» Information shown
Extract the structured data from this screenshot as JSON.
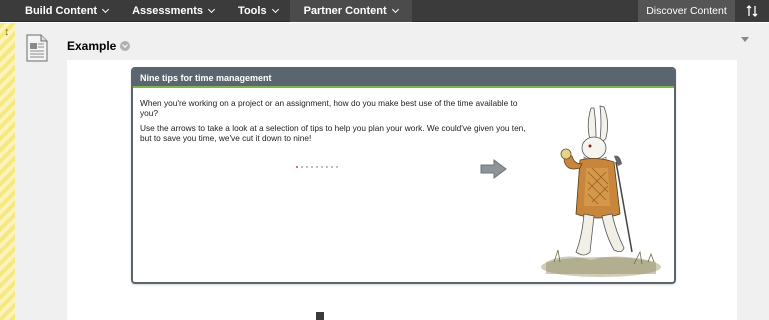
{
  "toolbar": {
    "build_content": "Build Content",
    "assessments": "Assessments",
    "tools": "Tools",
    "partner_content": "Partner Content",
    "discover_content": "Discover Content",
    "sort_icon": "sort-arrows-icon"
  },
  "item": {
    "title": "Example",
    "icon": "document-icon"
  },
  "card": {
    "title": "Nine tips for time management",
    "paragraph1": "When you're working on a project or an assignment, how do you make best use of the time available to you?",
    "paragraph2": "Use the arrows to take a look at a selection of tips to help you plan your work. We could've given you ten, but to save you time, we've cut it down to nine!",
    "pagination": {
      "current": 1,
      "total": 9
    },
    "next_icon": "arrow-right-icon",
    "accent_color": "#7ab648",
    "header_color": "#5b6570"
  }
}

---

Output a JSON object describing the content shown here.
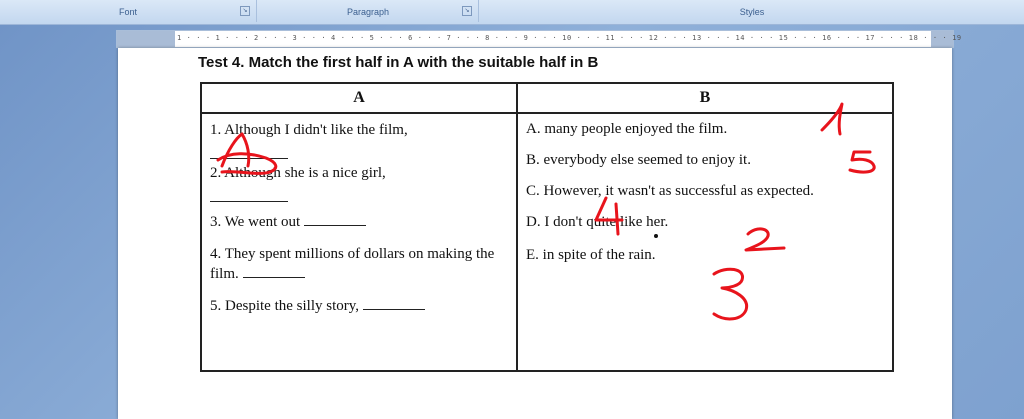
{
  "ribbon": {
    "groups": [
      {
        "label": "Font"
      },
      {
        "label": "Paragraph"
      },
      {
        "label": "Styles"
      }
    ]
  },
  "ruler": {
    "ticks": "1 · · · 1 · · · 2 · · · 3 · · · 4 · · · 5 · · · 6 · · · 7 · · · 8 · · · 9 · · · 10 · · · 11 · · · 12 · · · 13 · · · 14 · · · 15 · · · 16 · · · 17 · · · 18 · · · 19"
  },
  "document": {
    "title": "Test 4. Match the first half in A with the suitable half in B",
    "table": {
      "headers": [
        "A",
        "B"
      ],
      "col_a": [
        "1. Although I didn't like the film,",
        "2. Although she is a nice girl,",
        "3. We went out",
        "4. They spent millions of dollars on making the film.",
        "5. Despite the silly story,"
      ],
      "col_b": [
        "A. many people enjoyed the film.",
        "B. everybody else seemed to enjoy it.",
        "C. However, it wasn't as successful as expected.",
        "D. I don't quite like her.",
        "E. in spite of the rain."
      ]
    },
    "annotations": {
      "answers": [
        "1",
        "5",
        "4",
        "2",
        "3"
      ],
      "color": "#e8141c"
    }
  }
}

» Problem details
From the records above, pull out every line containing the word "label".

» The reply
        "label": "Font"
        "label": "Paragraph"
        "label": "Styles"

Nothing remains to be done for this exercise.